───── Data lines ─────

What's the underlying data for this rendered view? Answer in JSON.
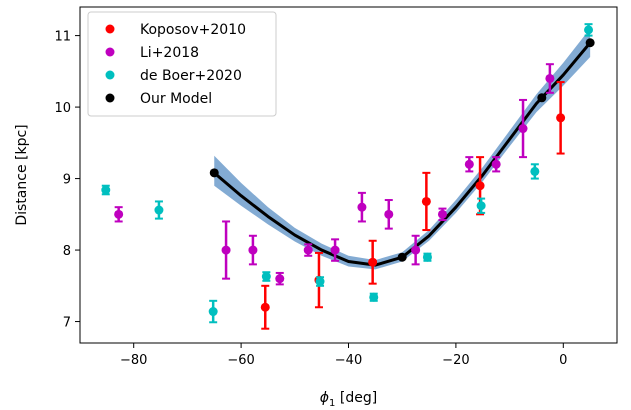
{
  "chart_data": {
    "type": "scatter",
    "title": "",
    "xlabel": "ϕ",
    "xlabel_sub": "1",
    "xlabel_unit": " [deg]",
    "ylabel": "Distance [kpc]",
    "xlim": [
      -90,
      10
    ],
    "ylim": [
      6.7,
      11.4
    ],
    "xticks": [
      -80,
      -60,
      -40,
      -20,
      0
    ],
    "xtick_labels": [
      "−80",
      "−60",
      "−40",
      "−20",
      "0"
    ],
    "yticks": [
      7,
      8,
      9,
      10,
      11
    ],
    "ytick_labels": [
      "7",
      "8",
      "9",
      "10",
      "11"
    ],
    "grid": false,
    "legend_position": "top-left",
    "series": [
      {
        "name": "Koposov+2010",
        "color": "#ff0000",
        "points": [
          {
            "x": -55.5,
            "y": 7.2,
            "err": 0.3
          },
          {
            "x": -45.5,
            "y": 7.58,
            "err": 0.38
          },
          {
            "x": -35.5,
            "y": 7.83,
            "err": 0.3
          },
          {
            "x": -25.5,
            "y": 8.68,
            "err": 0.4
          },
          {
            "x": -15.5,
            "y": 8.9,
            "err": 0.4
          },
          {
            "x": -0.5,
            "y": 9.85,
            "err": 0.5
          }
        ]
      },
      {
        "name": "Li+2018",
        "color": "#bf00bf",
        "points": [
          {
            "x": -82.8,
            "y": 8.5,
            "err": 0.1
          },
          {
            "x": -62.8,
            "y": 8.0,
            "err": 0.4
          },
          {
            "x": -57.8,
            "y": 8.0,
            "err": 0.2
          },
          {
            "x": -52.8,
            "y": 7.6,
            "err": 0.08
          },
          {
            "x": -47.5,
            "y": 8.0,
            "err": 0.08
          },
          {
            "x": -42.5,
            "y": 8.0,
            "err": 0.15
          },
          {
            "x": -37.5,
            "y": 8.6,
            "err": 0.2
          },
          {
            "x": -32.5,
            "y": 8.5,
            "err": 0.2
          },
          {
            "x": -27.5,
            "y": 8.0,
            "err": 0.2
          },
          {
            "x": -22.5,
            "y": 8.5,
            "err": 0.08
          },
          {
            "x": -17.5,
            "y": 9.2,
            "err": 0.1
          },
          {
            "x": -12.5,
            "y": 9.2,
            "err": 0.1
          },
          {
            "x": -7.5,
            "y": 9.7,
            "err": 0.4
          },
          {
            "x": -2.5,
            "y": 10.4,
            "err": 0.2
          }
        ]
      },
      {
        "name": "de Boer+2020",
        "color": "#00bfbf",
        "points": [
          {
            "x": -85.2,
            "y": 8.84,
            "err": 0.06
          },
          {
            "x": -75.3,
            "y": 8.56,
            "err": 0.12
          },
          {
            "x": -65.2,
            "y": 7.14,
            "err": 0.15
          },
          {
            "x": -55.3,
            "y": 7.63,
            "err": 0.06
          },
          {
            "x": -45.3,
            "y": 7.56,
            "err": 0.06
          },
          {
            "x": -35.3,
            "y": 7.34,
            "err": 0.05
          },
          {
            "x": -25.3,
            "y": 7.9,
            "err": 0.05
          },
          {
            "x": -15.3,
            "y": 8.62,
            "err": 0.1
          },
          {
            "x": -5.3,
            "y": 9.1,
            "err": 0.1
          },
          {
            "x": 4.7,
            "y": 11.08,
            "err": 0.08
          }
        ]
      },
      {
        "name": "Our Model",
        "color": "#000000",
        "points": [
          {
            "x": -65,
            "y": 9.08
          },
          {
            "x": -30,
            "y": 7.9
          },
          {
            "x": -4,
            "y": 10.13
          },
          {
            "x": 5,
            "y": 10.9
          }
        ]
      }
    ],
    "model_curve": {
      "color": "#000000",
      "band_color": "#5a8fc4",
      "points": [
        {
          "x": -65,
          "y": 9.08,
          "lo": 8.9,
          "hi": 9.32
        },
        {
          "x": -60,
          "y": 8.76,
          "lo": 8.62,
          "hi": 8.94
        },
        {
          "x": -55,
          "y": 8.47,
          "lo": 8.36,
          "hi": 8.6
        },
        {
          "x": -50,
          "y": 8.21,
          "lo": 8.12,
          "hi": 8.31
        },
        {
          "x": -45,
          "y": 8.0,
          "lo": 7.92,
          "hi": 8.09
        },
        {
          "x": -40,
          "y": 7.84,
          "lo": 7.77,
          "hi": 7.92
        },
        {
          "x": -35,
          "y": 7.79,
          "lo": 7.73,
          "hi": 7.86
        },
        {
          "x": -30,
          "y": 7.9,
          "lo": 7.84,
          "hi": 7.97
        },
        {
          "x": -25,
          "y": 8.2,
          "lo": 8.13,
          "hi": 8.28
        },
        {
          "x": -20,
          "y": 8.6,
          "lo": 8.52,
          "hi": 8.7
        },
        {
          "x": -15,
          "y": 9.05,
          "lo": 8.96,
          "hi": 9.16
        },
        {
          "x": -10,
          "y": 9.55,
          "lo": 9.45,
          "hi": 9.67
        },
        {
          "x": -5,
          "y": 10.05,
          "lo": 9.93,
          "hi": 10.18
        },
        {
          "x": 0,
          "y": 10.45,
          "lo": 10.3,
          "hi": 10.62
        },
        {
          "x": 5,
          "y": 10.9,
          "lo": 10.7,
          "hi": 11.1
        }
      ]
    }
  }
}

─────

What you are asked to do =
Among the lines above, how many contain the string "name"? State the number alone.

Response =
4